The records below must be transcribed exactly. Do not include the pictures.

-------------------------

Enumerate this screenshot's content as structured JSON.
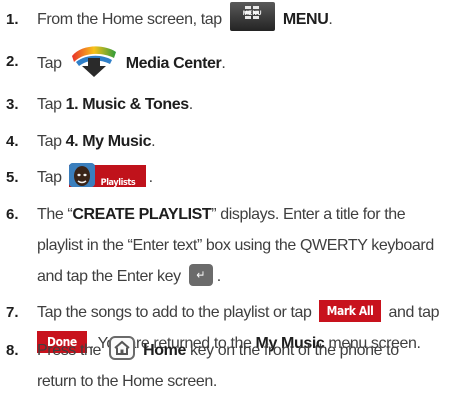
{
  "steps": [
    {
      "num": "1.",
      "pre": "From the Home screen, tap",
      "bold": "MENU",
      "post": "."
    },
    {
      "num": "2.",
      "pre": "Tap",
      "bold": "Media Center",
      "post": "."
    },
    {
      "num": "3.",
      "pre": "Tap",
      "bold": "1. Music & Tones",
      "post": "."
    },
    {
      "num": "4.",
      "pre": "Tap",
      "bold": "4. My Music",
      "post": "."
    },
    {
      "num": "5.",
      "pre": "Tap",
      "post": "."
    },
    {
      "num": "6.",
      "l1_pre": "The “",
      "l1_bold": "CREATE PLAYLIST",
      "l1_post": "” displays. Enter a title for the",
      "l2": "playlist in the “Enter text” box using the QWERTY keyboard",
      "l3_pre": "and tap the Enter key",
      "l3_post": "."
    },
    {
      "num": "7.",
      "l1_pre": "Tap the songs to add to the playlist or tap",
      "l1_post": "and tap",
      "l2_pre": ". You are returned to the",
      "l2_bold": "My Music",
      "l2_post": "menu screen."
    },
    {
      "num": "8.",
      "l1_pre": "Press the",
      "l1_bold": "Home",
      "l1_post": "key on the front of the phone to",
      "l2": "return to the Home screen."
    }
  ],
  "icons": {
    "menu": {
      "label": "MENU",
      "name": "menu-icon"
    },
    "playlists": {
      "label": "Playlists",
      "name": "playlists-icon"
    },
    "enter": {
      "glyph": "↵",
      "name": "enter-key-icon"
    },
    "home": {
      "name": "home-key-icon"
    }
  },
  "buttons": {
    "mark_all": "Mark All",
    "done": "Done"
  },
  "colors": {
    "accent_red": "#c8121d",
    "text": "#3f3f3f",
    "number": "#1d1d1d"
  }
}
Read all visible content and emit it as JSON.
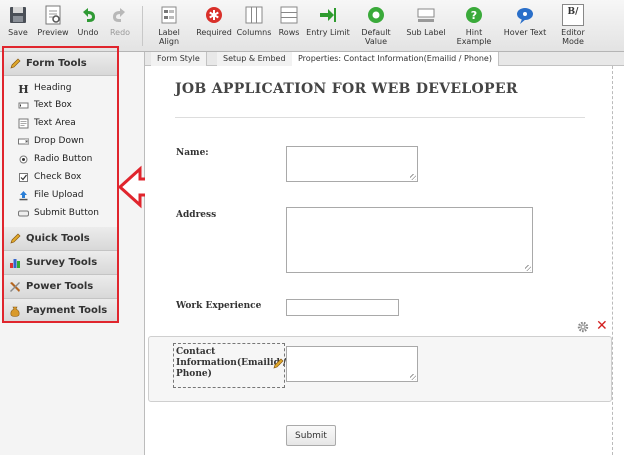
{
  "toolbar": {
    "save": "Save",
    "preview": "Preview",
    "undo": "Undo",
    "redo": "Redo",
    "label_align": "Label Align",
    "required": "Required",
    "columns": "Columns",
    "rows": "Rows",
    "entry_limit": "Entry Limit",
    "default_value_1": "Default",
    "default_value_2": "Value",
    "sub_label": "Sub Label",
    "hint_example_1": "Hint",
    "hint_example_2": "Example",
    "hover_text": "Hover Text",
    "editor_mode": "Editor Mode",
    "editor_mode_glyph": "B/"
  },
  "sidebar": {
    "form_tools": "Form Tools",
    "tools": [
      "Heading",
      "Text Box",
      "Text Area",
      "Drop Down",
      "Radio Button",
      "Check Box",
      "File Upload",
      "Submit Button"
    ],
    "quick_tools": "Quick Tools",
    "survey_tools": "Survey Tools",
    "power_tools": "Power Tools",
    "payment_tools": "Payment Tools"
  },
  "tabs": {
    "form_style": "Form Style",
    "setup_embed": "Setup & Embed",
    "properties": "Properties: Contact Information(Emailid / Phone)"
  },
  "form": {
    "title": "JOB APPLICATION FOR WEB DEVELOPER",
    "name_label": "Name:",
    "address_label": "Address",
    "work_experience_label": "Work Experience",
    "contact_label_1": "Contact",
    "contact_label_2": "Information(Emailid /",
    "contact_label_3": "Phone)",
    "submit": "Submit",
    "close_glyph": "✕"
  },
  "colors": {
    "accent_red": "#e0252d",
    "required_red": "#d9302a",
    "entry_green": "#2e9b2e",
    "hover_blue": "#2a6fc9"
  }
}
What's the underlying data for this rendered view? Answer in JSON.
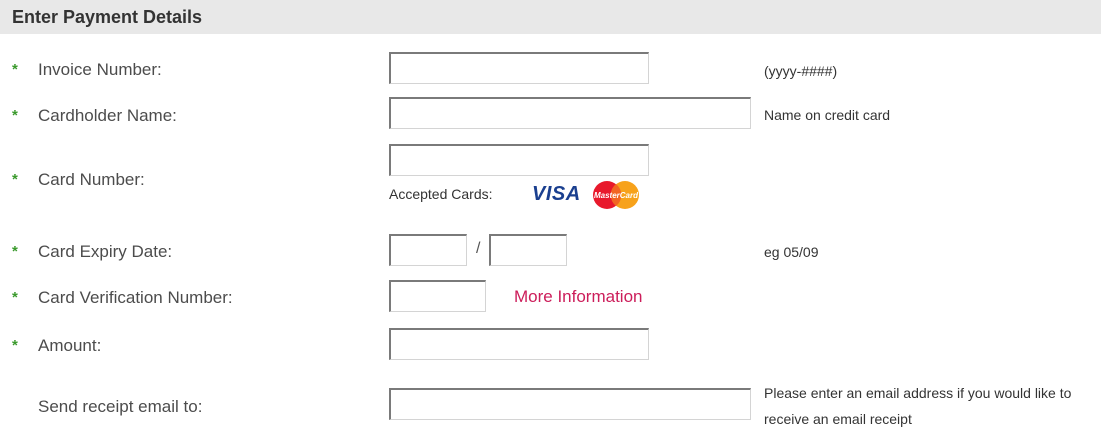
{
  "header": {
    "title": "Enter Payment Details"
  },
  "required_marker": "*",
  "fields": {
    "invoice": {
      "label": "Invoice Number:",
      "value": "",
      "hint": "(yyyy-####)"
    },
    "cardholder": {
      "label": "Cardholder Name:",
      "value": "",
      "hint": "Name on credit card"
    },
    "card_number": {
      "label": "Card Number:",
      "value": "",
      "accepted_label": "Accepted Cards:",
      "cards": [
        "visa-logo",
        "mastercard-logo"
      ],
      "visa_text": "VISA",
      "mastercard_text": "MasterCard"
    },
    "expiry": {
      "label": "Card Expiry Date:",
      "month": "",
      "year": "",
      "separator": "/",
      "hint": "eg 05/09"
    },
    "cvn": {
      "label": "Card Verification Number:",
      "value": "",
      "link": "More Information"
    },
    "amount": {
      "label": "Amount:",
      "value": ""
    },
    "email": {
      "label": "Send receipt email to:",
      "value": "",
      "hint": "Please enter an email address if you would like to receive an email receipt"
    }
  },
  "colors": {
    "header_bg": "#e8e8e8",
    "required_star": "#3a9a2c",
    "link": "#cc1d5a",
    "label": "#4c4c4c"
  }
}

-------------------------

== Exercise solution ==
Enumerate this screenshot's content as structured JSON.
{
  "steps": [
    {
      "num": "1.",
      "pre": "From the Home screen, tap",
      "bold": "MENU",
      "post": "."
    },
    {
      "num": "2.",
      "pre": "Tap",
      "bold": "Media Center",
      "post": "."
    },
    {
      "num": "3.",
      "pre": "Tap",
      "bold": "1. Music & Tones",
      "post": "."
    },
    {
      "num": "4.",
      "pre": "Tap",
      "bold": "4. My Music",
      "post": "."
    },
    {
      "num": "5.",
      "pre": "Tap",
      "post": "."
    },
    {
      "num": "6.",
      "l1_pre": "The “",
      "l1_bold": "CREATE PLAYLIST",
      "l1_post": "” displays. Enter a title for the",
      "l2": "playlist in the “Enter text” box using the QWERTY keyboard",
      "l3_pre": "and tap the Enter key",
      "l3_post": "."
    },
    {
      "num": "7.",
      "l1_pre": "Tap the songs to add to the playlist or tap",
      "l1_post": "and tap",
      "l2_pre": ". You are returned to the",
      "l2_bold": "My Music",
      "l2_post": "menu screen."
    },
    {
      "num": "8.",
      "l1_pre": "Press the",
      "l1_bold": "Home",
      "l1_post": "key on the front of the phone to",
      "l2": "return to the Home screen."
    }
  ],
  "icons": {
    "menu": {
      "label": "MENU",
      "name": "menu-icon"
    },
    "playlists": {
      "label": "Playlists",
      "name": "playlists-icon"
    },
    "enter": {
      "glyph": "↵",
      "name": "enter-key-icon"
    },
    "home": {
      "name": "home-key-icon"
    }
  },
  "buttons": {
    "mark_all": "Mark All",
    "done": "Done"
  },
  "colors": {
    "accent_red": "#c8121d",
    "text": "#3f3f3f",
    "number": "#1d1d1d"
  }
}
Read all visible content and emit it as JSON.
{
  "toolbar": {
    "save": "Save",
    "preview": "Preview",
    "undo": "Undo",
    "redo": "Redo",
    "label_align": "Label Align",
    "required": "Required",
    "columns": "Columns",
    "rows": "Rows",
    "entry_limit": "Entry Limit",
    "default_value_1": "Default",
    "default_value_2": "Value",
    "sub_label": "Sub Label",
    "hint_example_1": "Hint",
    "hint_example_2": "Example",
    "hover_text": "Hover Text",
    "editor_mode": "Editor Mode",
    "editor_mode_glyph": "B/"
  },
  "sidebar": {
    "form_tools": "Form Tools",
    "tools": [
      "Heading",
      "Text Box",
      "Text Area",
      "Drop Down",
      "Radio Button",
      "Check Box",
      "File Upload",
      "Submit Button"
    ],
    "quick_tools": "Quick Tools",
    "survey_tools": "Survey Tools",
    "power_tools": "Power Tools",
    "payment_tools": "Payment Tools"
  },
  "tabs": {
    "form_style": "Form Style",
    "setup_embed": "Setup & Embed",
    "properties": "Properties: Contact Information(Emailid / Phone)"
  },
  "form": {
    "title": "JOB APPLICATION FOR WEB DEVELOPER",
    "name_label": "Name:",
    "address_label": "Address",
    "work_experience_label": "Work Experience",
    "contact_label_1": "Contact",
    "contact_label_2": "Information(Emailid /",
    "contact_label_3": "Phone)",
    "submit": "Submit",
    "close_glyph": "✕"
  },
  "colors": {
    "accent_red": "#e0252d",
    "required_red": "#d9302a",
    "entry_green": "#2e9b2e",
    "hover_blue": "#2a6fc9"
  }
}
What's the underlying data for this rendered view? Answer in JSON.
{
  "header": {
    "title": "Enter Payment Details"
  },
  "required_marker": "*",
  "fields": {
    "invoice": {
      "label": "Invoice Number:",
      "value": "",
      "hint": "(yyyy-####)"
    },
    "cardholder": {
      "label": "Cardholder Name:",
      "value": "",
      "hint": "Name on credit card"
    },
    "card_number": {
      "label": "Card Number:",
      "value": "",
      "accepted_label": "Accepted Cards:",
      "cards": [
        "visa-logo",
        "mastercard-logo"
      ],
      "visa_text": "VISA",
      "mastercard_text": "MasterCard"
    },
    "expiry": {
      "label": "Card Expiry Date:",
      "month": "",
      "year": "",
      "separator": "/",
      "hint": "eg 05/09"
    },
    "cvn": {
      "label": "Card Verification Number:",
      "value": "",
      "link": "More Information"
    },
    "amount": {
      "label": "Amount:",
      "value": ""
    },
    "email": {
      "label": "Send receipt email to:",
      "value": "",
      "hint": "Please enter an email address if you would like to receive an email receipt"
    }
  },
  "colors": {
    "header_bg": "#e8e8e8",
    "required_star": "#3a9a2c",
    "link": "#cc1d5a",
    "label": "#4c4c4c"
  }
}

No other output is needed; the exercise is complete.